Problem to work on -> Write out the material again word for word, dropping any images it holds.

Data shown ->
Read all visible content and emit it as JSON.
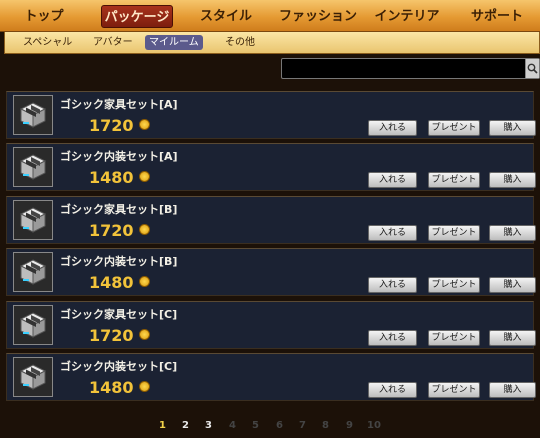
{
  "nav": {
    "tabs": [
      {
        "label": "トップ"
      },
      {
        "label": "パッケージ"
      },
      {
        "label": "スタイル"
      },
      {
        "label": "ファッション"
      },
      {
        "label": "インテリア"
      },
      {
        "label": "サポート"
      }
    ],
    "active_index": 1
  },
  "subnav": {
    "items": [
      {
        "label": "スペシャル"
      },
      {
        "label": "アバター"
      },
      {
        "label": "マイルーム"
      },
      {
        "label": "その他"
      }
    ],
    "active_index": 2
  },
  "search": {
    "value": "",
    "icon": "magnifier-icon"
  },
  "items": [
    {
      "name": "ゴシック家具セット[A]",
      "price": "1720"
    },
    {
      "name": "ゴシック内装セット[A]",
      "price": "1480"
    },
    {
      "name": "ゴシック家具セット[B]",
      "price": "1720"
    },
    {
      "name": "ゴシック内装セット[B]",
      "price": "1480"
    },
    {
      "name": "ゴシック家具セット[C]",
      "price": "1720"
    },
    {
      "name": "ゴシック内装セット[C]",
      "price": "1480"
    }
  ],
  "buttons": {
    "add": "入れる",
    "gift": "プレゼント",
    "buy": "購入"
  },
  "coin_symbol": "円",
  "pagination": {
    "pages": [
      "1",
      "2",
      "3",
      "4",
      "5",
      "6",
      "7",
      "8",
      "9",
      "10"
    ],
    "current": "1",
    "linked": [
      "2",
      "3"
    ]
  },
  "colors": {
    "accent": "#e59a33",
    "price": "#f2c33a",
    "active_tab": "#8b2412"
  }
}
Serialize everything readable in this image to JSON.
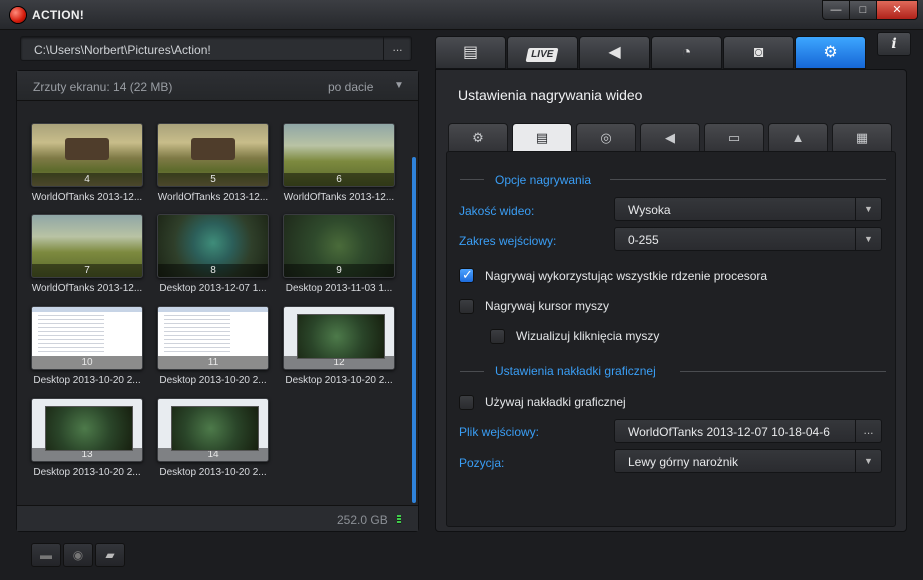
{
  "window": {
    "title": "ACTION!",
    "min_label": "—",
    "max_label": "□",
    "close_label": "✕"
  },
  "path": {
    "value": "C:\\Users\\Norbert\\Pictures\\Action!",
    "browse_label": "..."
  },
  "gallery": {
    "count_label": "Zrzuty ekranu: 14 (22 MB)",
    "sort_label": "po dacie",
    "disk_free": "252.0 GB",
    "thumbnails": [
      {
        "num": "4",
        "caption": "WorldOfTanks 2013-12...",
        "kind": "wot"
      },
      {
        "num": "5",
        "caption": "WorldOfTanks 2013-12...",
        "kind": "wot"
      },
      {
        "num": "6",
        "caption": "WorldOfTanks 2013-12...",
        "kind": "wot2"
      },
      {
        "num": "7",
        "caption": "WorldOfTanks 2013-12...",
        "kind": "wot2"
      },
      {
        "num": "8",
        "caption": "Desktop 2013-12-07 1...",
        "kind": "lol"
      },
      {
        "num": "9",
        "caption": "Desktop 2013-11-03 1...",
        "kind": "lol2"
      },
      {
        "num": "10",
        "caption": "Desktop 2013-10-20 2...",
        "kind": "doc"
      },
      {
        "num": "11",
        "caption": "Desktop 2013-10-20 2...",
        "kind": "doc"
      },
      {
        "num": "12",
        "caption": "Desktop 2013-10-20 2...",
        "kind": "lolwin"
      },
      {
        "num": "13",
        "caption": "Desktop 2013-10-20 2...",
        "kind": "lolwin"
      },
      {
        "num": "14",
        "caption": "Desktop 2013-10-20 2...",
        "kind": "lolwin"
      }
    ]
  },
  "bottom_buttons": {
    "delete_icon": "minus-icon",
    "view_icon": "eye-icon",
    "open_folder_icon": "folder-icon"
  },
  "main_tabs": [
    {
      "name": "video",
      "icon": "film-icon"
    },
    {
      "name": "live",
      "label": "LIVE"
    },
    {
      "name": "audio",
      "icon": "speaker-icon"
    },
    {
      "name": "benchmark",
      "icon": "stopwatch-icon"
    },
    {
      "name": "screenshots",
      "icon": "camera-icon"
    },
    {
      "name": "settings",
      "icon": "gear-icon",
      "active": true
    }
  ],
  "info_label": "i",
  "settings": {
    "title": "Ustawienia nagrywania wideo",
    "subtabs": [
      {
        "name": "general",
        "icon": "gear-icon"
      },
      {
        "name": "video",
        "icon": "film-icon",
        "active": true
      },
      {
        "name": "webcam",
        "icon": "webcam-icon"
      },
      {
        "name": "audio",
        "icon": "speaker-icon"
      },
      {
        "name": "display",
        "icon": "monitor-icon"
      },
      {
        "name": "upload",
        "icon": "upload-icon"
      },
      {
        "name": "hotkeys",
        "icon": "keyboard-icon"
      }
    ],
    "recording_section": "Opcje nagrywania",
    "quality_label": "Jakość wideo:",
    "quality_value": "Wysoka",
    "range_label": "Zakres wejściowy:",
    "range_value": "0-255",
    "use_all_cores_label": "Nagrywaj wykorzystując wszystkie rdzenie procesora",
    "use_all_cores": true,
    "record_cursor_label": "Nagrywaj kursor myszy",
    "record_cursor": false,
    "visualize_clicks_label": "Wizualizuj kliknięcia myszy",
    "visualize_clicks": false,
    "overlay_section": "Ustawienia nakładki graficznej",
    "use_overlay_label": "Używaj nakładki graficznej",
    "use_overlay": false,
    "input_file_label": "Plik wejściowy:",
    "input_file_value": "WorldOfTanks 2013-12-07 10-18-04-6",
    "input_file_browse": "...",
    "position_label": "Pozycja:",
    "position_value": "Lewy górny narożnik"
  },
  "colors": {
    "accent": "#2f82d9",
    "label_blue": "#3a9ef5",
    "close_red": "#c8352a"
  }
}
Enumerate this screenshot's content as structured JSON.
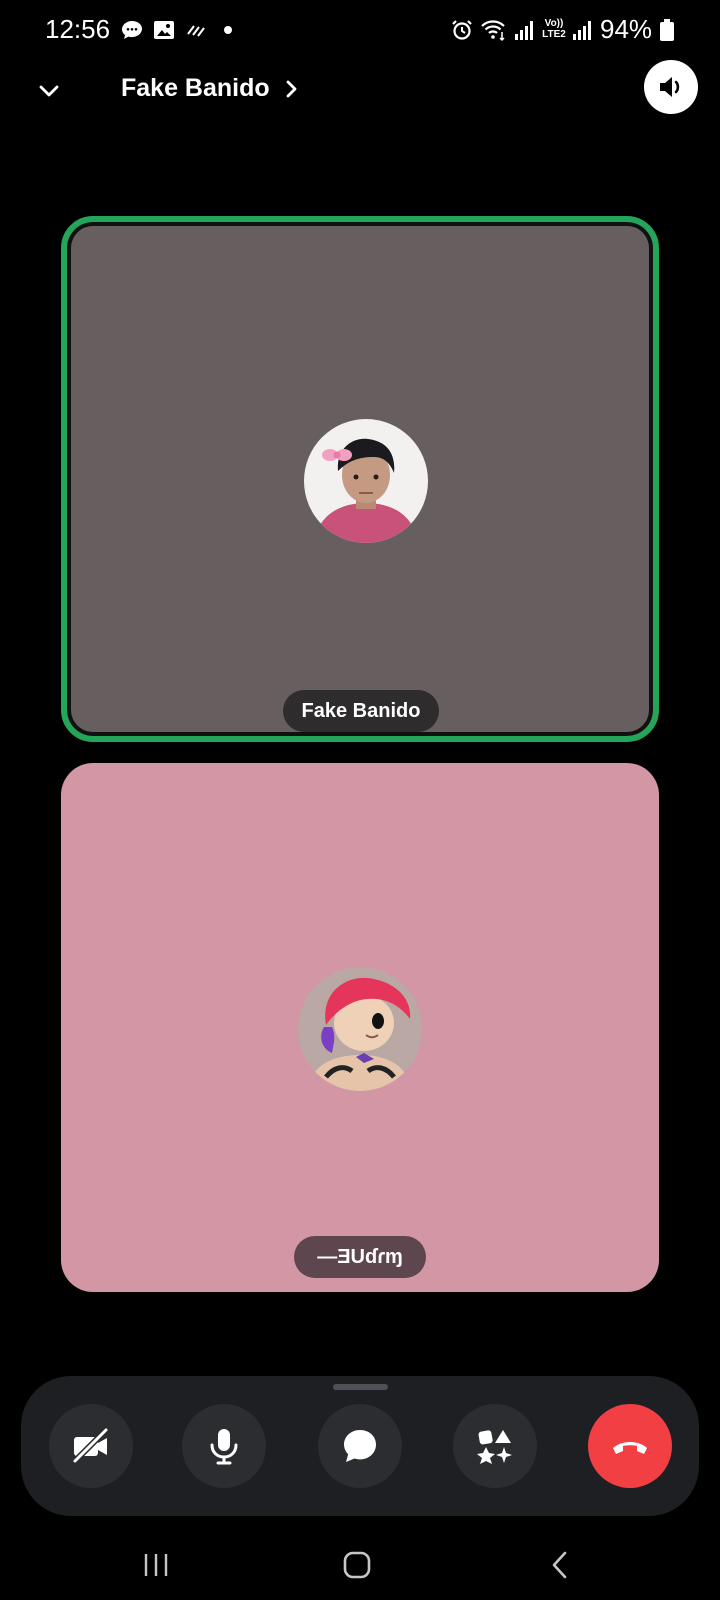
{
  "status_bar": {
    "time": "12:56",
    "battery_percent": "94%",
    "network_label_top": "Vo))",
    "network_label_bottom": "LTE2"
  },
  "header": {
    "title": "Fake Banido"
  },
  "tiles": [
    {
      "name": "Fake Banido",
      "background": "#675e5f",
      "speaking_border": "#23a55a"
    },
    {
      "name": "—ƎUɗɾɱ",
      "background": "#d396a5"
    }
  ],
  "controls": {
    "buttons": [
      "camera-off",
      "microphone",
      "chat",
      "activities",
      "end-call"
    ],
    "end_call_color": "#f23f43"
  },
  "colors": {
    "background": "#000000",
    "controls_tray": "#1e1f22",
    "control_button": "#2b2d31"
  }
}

Solution for this task ->
Read all visible content and emit it as JSON.
{
  "nav": {
    "tabs": [
      {
        "label": "トップ"
      },
      {
        "label": "パッケージ"
      },
      {
        "label": "スタイル"
      },
      {
        "label": "ファッション"
      },
      {
        "label": "インテリア"
      },
      {
        "label": "サポート"
      }
    ],
    "active_index": 1
  },
  "subnav": {
    "items": [
      {
        "label": "スペシャル"
      },
      {
        "label": "アバター"
      },
      {
        "label": "マイルーム"
      },
      {
        "label": "その他"
      }
    ],
    "active_index": 2
  },
  "search": {
    "value": "",
    "icon": "magnifier-icon"
  },
  "items": [
    {
      "name": "ゴシック家具セット[A]",
      "price": "1720"
    },
    {
      "name": "ゴシック内装セット[A]",
      "price": "1480"
    },
    {
      "name": "ゴシック家具セット[B]",
      "price": "1720"
    },
    {
      "name": "ゴシック内装セット[B]",
      "price": "1480"
    },
    {
      "name": "ゴシック家具セット[C]",
      "price": "1720"
    },
    {
      "name": "ゴシック内装セット[C]",
      "price": "1480"
    }
  ],
  "buttons": {
    "add": "入れる",
    "gift": "プレゼント",
    "buy": "購入"
  },
  "coin_symbol": "円",
  "pagination": {
    "pages": [
      "1",
      "2",
      "3",
      "4",
      "5",
      "6",
      "7",
      "8",
      "9",
      "10"
    ],
    "current": "1",
    "linked": [
      "2",
      "3"
    ]
  },
  "colors": {
    "accent": "#e59a33",
    "price": "#f2c33a",
    "active_tab": "#8b2412"
  }
}
Serialize everything readable in this image to JSON.
{
  "window": {
    "title": "ACTION!",
    "min_label": "—",
    "max_label": "□",
    "close_label": "✕"
  },
  "path": {
    "value": "C:\\Users\\Norbert\\Pictures\\Action!",
    "browse_label": "..."
  },
  "gallery": {
    "count_label": "Zrzuty ekranu: 14 (22 MB)",
    "sort_label": "po dacie",
    "disk_free": "252.0 GB",
    "thumbnails": [
      {
        "num": "4",
        "caption": "WorldOfTanks 2013-12...",
        "kind": "wot"
      },
      {
        "num": "5",
        "caption": "WorldOfTanks 2013-12...",
        "kind": "wot"
      },
      {
        "num": "6",
        "caption": "WorldOfTanks 2013-12...",
        "kind": "wot2"
      },
      {
        "num": "7",
        "caption": "WorldOfTanks 2013-12...",
        "kind": "wot2"
      },
      {
        "num": "8",
        "caption": "Desktop 2013-12-07 1...",
        "kind": "lol"
      },
      {
        "num": "9",
        "caption": "Desktop 2013-11-03 1...",
        "kind": "lol2"
      },
      {
        "num": "10",
        "caption": "Desktop 2013-10-20 2...",
        "kind": "doc"
      },
      {
        "num": "11",
        "caption": "Desktop 2013-10-20 2...",
        "kind": "doc"
      },
      {
        "num": "12",
        "caption": "Desktop 2013-10-20 2...",
        "kind": "lolwin"
      },
      {
        "num": "13",
        "caption": "Desktop 2013-10-20 2...",
        "kind": "lolwin"
      },
      {
        "num": "14",
        "caption": "Desktop 2013-10-20 2...",
        "kind": "lolwin"
      }
    ]
  },
  "bottom_buttons": {
    "delete_icon": "minus-icon",
    "view_icon": "eye-icon",
    "open_folder_icon": "folder-icon"
  },
  "main_tabs": [
    {
      "name": "video",
      "icon": "film-icon"
    },
    {
      "name": "live",
      "label": "LIVE"
    },
    {
      "name": "audio",
      "icon": "speaker-icon"
    },
    {
      "name": "benchmark",
      "icon": "stopwatch-icon"
    },
    {
      "name": "screenshots",
      "icon": "camera-icon"
    },
    {
      "name": "settings",
      "icon": "gear-icon",
      "active": true
    }
  ],
  "info_label": "i",
  "settings": {
    "title": "Ustawienia nagrywania wideo",
    "subtabs": [
      {
        "name": "general",
        "icon": "gear-icon"
      },
      {
        "name": "video",
        "icon": "film-icon",
        "active": true
      },
      {
        "name": "webcam",
        "icon": "webcam-icon"
      },
      {
        "name": "audio",
        "icon": "speaker-icon"
      },
      {
        "name": "display",
        "icon": "monitor-icon"
      },
      {
        "name": "upload",
        "icon": "upload-icon"
      },
      {
        "name": "hotkeys",
        "icon": "keyboard-icon"
      }
    ],
    "recording_section": "Opcje nagrywania",
    "quality_label": "Jakość wideo:",
    "quality_value": "Wysoka",
    "range_label": "Zakres wejściowy:",
    "range_value": "0-255",
    "use_all_cores_label": "Nagrywaj wykorzystując wszystkie rdzenie procesora",
    "use_all_cores": true,
    "record_cursor_label": "Nagrywaj kursor myszy",
    "record_cursor": false,
    "visualize_clicks_label": "Wizualizuj kliknięcia myszy",
    "visualize_clicks": false,
    "overlay_section": "Ustawienia nakładki graficznej",
    "use_overlay_label": "Używaj nakładki graficznej",
    "use_overlay": false,
    "input_file_label": "Plik wejściowy:",
    "input_file_value": "WorldOfTanks 2013-12-07 10-18-04-6",
    "input_file_browse": "...",
    "position_label": "Pozycja:",
    "position_value": "Lewy górny narożnik"
  },
  "colors": {
    "accent": "#2f82d9",
    "label_blue": "#3a9ef5",
    "close_red": "#c8352a"
  }
}
Enumerate this screenshot's content as structured JSON.
{
  "status_bar": {
    "time": "12:56",
    "battery_percent": "94%",
    "network_label_top": "Vo))",
    "network_label_bottom": "LTE2"
  },
  "header": {
    "title": "Fake Banido"
  },
  "tiles": [
    {
      "name": "Fake Banido",
      "background": "#675e5f",
      "speaking_border": "#23a55a"
    },
    {
      "name": "—ƎUɗɾɱ",
      "background": "#d396a5"
    }
  ],
  "controls": {
    "buttons": [
      "camera-off",
      "microphone",
      "chat",
      "activities",
      "end-call"
    ],
    "end_call_color": "#f23f43"
  },
  "colors": {
    "background": "#000000",
    "controls_tray": "#1e1f22",
    "control_button": "#2b2d31"
  }
}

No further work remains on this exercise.